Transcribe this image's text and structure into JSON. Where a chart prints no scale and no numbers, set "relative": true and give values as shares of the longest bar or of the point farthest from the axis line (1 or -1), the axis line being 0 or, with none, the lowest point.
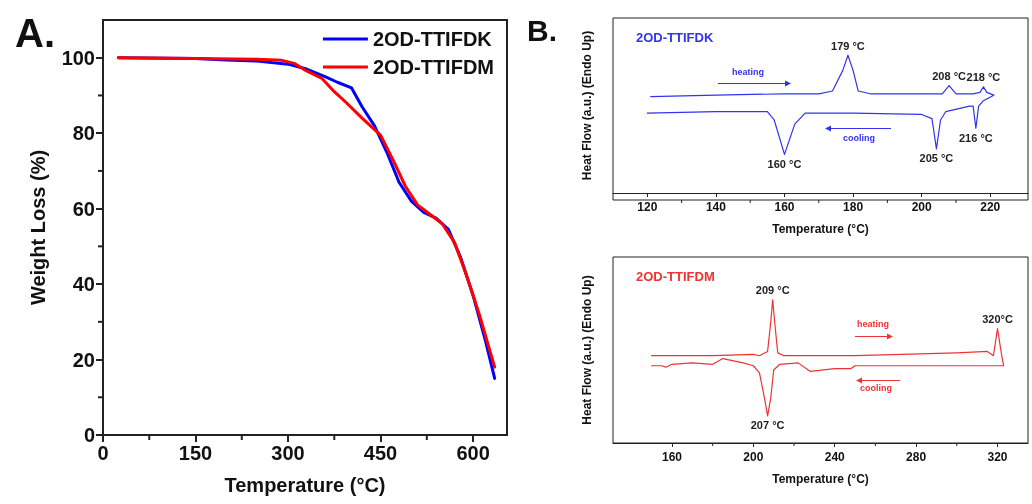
{
  "chart_data": [
    {
      "type": "line",
      "title": "A.",
      "xlabel": "Temperature (°C)",
      "ylabel": "Weight Loss (%)",
      "xlim": [
        0,
        655
      ],
      "xticks": [
        0,
        150,
        300,
        450,
        600
      ],
      "ylim": [
        0,
        110
      ],
      "yticks": [
        0,
        20,
        40,
        60,
        80,
        100
      ],
      "legend": "top right",
      "marker": "none",
      "line_style": "solid",
      "grid": false,
      "series": [
        {
          "name": "2OD-TTIFDK",
          "color": "#0000ff",
          "x": [
            25,
            150,
            200,
            250,
            300,
            330,
            360,
            380,
            403,
            420,
            440,
            460,
            480,
            500,
            520,
            540,
            560,
            580,
            600,
            620,
            635
          ],
          "values": [
            100,
            99.8,
            99.4,
            99.1,
            98.3,
            97,
            95,
            93.5,
            92,
            87,
            82,
            75,
            67,
            62,
            59,
            57.5,
            54.5,
            47,
            37,
            25,
            15
          ]
        },
        {
          "name": "2OD-TTIFDM",
          "color": "#ff0000",
          "x": [
            25,
            150,
            250,
            290,
            310,
            330,
            355,
            375,
            395,
            420,
            450,
            470,
            490,
            510,
            530,
            550,
            570,
            590,
            610,
            635
          ],
          "values": [
            100,
            99.8,
            99.6,
            99.3,
            98.5,
            96.5,
            94.5,
            91,
            88,
            84,
            79.5,
            73,
            66,
            61,
            58.5,
            56,
            51,
            42,
            32,
            18
          ]
        }
      ]
    },
    {
      "type": "line",
      "relative": true,
      "title": "2OD-TTIFDK",
      "xlabel": "Temperature (°C)",
      "ylabel": "Heat Flow (a.u.) (Endo Up)",
      "xlim": [
        110,
        231
      ],
      "xticks": [
        120,
        140,
        160,
        180,
        200,
        220
      ],
      "marker": "none",
      "line_style": "solid",
      "grid": false,
      "legend": false,
      "annotations": [
        "B.",
        {
          "text": "179 °C",
          "x": 178.5,
          "y": 1.0
        },
        {
          "text": "208 °C",
          "x": 208,
          "y": 0.78
        },
        {
          "text": "218 °C",
          "x": 218,
          "y": 0.77
        },
        {
          "text": "160 °C",
          "x": 160,
          "y": 0.28
        },
        {
          "text": "205 °C",
          "x": 204.3,
          "y": 0.32
        },
        {
          "text": "216 °C",
          "x": 215.8,
          "y": 0.47
        },
        "heating",
        "cooling"
      ],
      "series": [
        {
          "color": "#3333ee",
          "x": [
            121,
            140,
            160,
            170,
            174,
            177,
            178.5,
            180,
            181.5,
            185,
            200,
            206,
            208,
            210,
            215,
            217,
            218,
            219,
            221
          ],
          "values": [
            0.7,
            0.71,
            0.72,
            0.72,
            0.74,
            0.89,
            1.0,
            0.89,
            0.74,
            0.72,
            0.72,
            0.72,
            0.78,
            0.72,
            0.72,
            0.73,
            0.77,
            0.73,
            0.71
          ]
        },
        {
          "color": "#3333ee",
          "x": [
            120,
            140,
            155,
            157,
            160,
            163,
            166,
            180,
            200,
            203,
            204.3,
            205.5,
            207,
            214,
            215,
            215.8,
            216.6,
            218,
            221
          ],
          "values": [
            0.58,
            0.59,
            0.59,
            0.53,
            0.28,
            0.5,
            0.58,
            0.58,
            0.57,
            0.54,
            0.32,
            0.53,
            0.59,
            0.63,
            0.63,
            0.47,
            0.63,
            0.67,
            0.71
          ]
        }
      ]
    },
    {
      "type": "line",
      "relative": true,
      "title": "2OD-TTIFDM",
      "xlabel": "Temperature (°C)",
      "ylabel": "Heat Flow (a.u.) (Endo Up)",
      "xlim": [
        131,
        335
      ],
      "xticks": [
        160,
        200,
        240,
        280,
        320
      ],
      "marker": "none",
      "line_style": "solid",
      "grid": false,
      "legend": false,
      "annotations": [
        {
          "text": "209 °C",
          "x": 209.5,
          "y": 1.0
        },
        {
          "text": "320°C",
          "x": 320,
          "y": 0.8
        },
        {
          "text": "207 °C",
          "x": 207,
          "y": 0.19
        },
        "heating",
        "cooling"
      ],
      "series": [
        {
          "color": "#ee3333",
          "x": [
            150,
            180,
            200,
            203,
            207,
            208.5,
            209.5,
            210.5,
            212,
            215,
            250,
            300,
            315,
            318,
            320,
            322,
            323
          ],
          "values": [
            0.61,
            0.61,
            0.62,
            0.61,
            0.64,
            0.84,
            1.0,
            0.84,
            0.63,
            0.61,
            0.61,
            0.63,
            0.64,
            0.61,
            0.8,
            0.62,
            0.54
          ]
        },
        {
          "color": "#ee3333",
          "x": [
            150,
            155,
            157,
            160,
            170,
            180,
            185,
            195,
            200,
            203,
            205.5,
            207,
            208.5,
            210,
            213,
            222,
            228,
            240,
            248,
            250,
            300,
            323
          ],
          "values": [
            0.54,
            0.54,
            0.53,
            0.55,
            0.56,
            0.55,
            0.59,
            0.56,
            0.54,
            0.49,
            0.31,
            0.19,
            0.31,
            0.51,
            0.55,
            0.56,
            0.5,
            0.52,
            0.52,
            0.54,
            0.54,
            0.54
          ]
        }
      ]
    }
  ]
}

+++

* [Task statement] Repeat verbatim all the material, but not the pictures.

* [Complete output]
Transcribe this image's text and structure into JSON. Where a chart prints no scale and no numbers, set "relative": true and give values as shares of the longest bar or of the point farthest from the axis line (1 or -1), the axis line being 0 or, with none, the lowest point.
{
  "chart_data": [
    {
      "type": "line",
      "title": "A.",
      "xlabel": "Temperature (°C)",
      "ylabel": "Weight Loss (%)",
      "xlim": [
        0,
        655
      ],
      "xticks": [
        0,
        150,
        300,
        450,
        600
      ],
      "ylim": [
        0,
        110
      ],
      "yticks": [
        0,
        20,
        40,
        60,
        80,
        100
      ],
      "legend": "top right",
      "marker": "none",
      "line_style": "solid",
      "grid": false,
      "series": [
        {
          "name": "2OD-TTIFDK",
          "color": "#0000ff",
          "x": [
            25,
            150,
            200,
            250,
            300,
            330,
            360,
            380,
            403,
            420,
            440,
            460,
            480,
            500,
            520,
            540,
            560,
            580,
            600,
            620,
            635
          ],
          "values": [
            100,
            99.8,
            99.4,
            99.1,
            98.3,
            97,
            95,
            93.5,
            92,
            87,
            82,
            75,
            67,
            62,
            59,
            57.5,
            54.5,
            47,
            37,
            25,
            15
          ]
        },
        {
          "name": "2OD-TTIFDM",
          "color": "#ff0000",
          "x": [
            25,
            150,
            250,
            290,
            310,
            330,
            355,
            375,
            395,
            420,
            450,
            470,
            490,
            510,
            530,
            550,
            570,
            590,
            610,
            635
          ],
          "values": [
            100,
            99.8,
            99.6,
            99.3,
            98.5,
            96.5,
            94.5,
            91,
            88,
            84,
            79.5,
            73,
            66,
            61,
            58.5,
            56,
            51,
            42,
            32,
            18
          ]
        }
      ]
    },
    {
      "type": "line",
      "relative": true,
      "title": "2OD-TTIFDK",
      "xlabel": "Temperature (°C)",
      "ylabel": "Heat Flow (a.u.) (Endo Up)",
      "xlim": [
        110,
        231
      ],
      "xticks": [
        120,
        140,
        160,
        180,
        200,
        220
      ],
      "marker": "none",
      "line_style": "solid",
      "grid": false,
      "legend": false,
      "annotations": [
        "B.",
        {
          "text": "179 °C",
          "x": 178.5,
          "y": 1.0
        },
        {
          "text": "208 °C",
          "x": 208,
          "y": 0.78
        },
        {
          "text": "218 °C",
          "x": 218,
          "y": 0.77
        },
        {
          "text": "160 °C",
          "x": 160,
          "y": 0.28
        },
        {
          "text": "205 °C",
          "x": 204.3,
          "y": 0.32
        },
        {
          "text": "216 °C",
          "x": 215.8,
          "y": 0.47
        },
        "heating",
        "cooling"
      ],
      "series": [
        {
          "color": "#3333ee",
          "x": [
            121,
            140,
            160,
            170,
            174,
            177,
            178.5,
            180,
            181.5,
            185,
            200,
            206,
            208,
            210,
            215,
            217,
            218,
            219,
            221
          ],
          "values": [
            0.7,
            0.71,
            0.72,
            0.72,
            0.74,
            0.89,
            1.0,
            0.89,
            0.74,
            0.72,
            0.72,
            0.72,
            0.78,
            0.72,
            0.72,
            0.73,
            0.77,
            0.73,
            0.71
          ]
        },
        {
          "color": "#3333ee",
          "x": [
            120,
            140,
            155,
            157,
            160,
            163,
            166,
            180,
            200,
            203,
            204.3,
            205.5,
            207,
            214,
            215,
            215.8,
            216.6,
            218,
            221
          ],
          "values": [
            0.58,
            0.59,
            0.59,
            0.53,
            0.28,
            0.5,
            0.58,
            0.58,
            0.57,
            0.54,
            0.32,
            0.53,
            0.59,
            0.63,
            0.63,
            0.47,
            0.63,
            0.67,
            0.71
          ]
        }
      ]
    },
    {
      "type": "line",
      "relative": true,
      "title": "2OD-TTIFDM",
      "xlabel": "Temperature (°C)",
      "ylabel": "Heat Flow (a.u.) (Endo Up)",
      "xlim": [
        131,
        335
      ],
      "xticks": [
        160,
        200,
        240,
        280,
        320
      ],
      "marker": "none",
      "line_style": "solid",
      "grid": false,
      "legend": false,
      "annotations": [
        {
          "text": "209 °C",
          "x": 209.5,
          "y": 1.0
        },
        {
          "text": "320°C",
          "x": 320,
          "y": 0.8
        },
        {
          "text": "207 °C",
          "x": 207,
          "y": 0.19
        },
        "heating",
        "cooling"
      ],
      "series": [
        {
          "color": "#ee3333",
          "x": [
            150,
            180,
            200,
            203,
            207,
            208.5,
            209.5,
            210.5,
            212,
            215,
            250,
            300,
            315,
            318,
            320,
            322,
            323
          ],
          "values": [
            0.61,
            0.61,
            0.62,
            0.61,
            0.64,
            0.84,
            1.0,
            0.84,
            0.63,
            0.61,
            0.61,
            0.63,
            0.64,
            0.61,
            0.8,
            0.62,
            0.54
          ]
        },
        {
          "color": "#ee3333",
          "x": [
            150,
            155,
            157,
            160,
            170,
            180,
            185,
            195,
            200,
            203,
            205.5,
            207,
            208.5,
            210,
            213,
            222,
            228,
            240,
            248,
            250,
            300,
            323
          ],
          "values": [
            0.54,
            0.54,
            0.53,
            0.55,
            0.56,
            0.55,
            0.59,
            0.56,
            0.54,
            0.49,
            0.31,
            0.19,
            0.31,
            0.51,
            0.55,
            0.56,
            0.5,
            0.52,
            0.52,
            0.54,
            0.54,
            0.54
          ]
        }
      ]
    }
  ]
}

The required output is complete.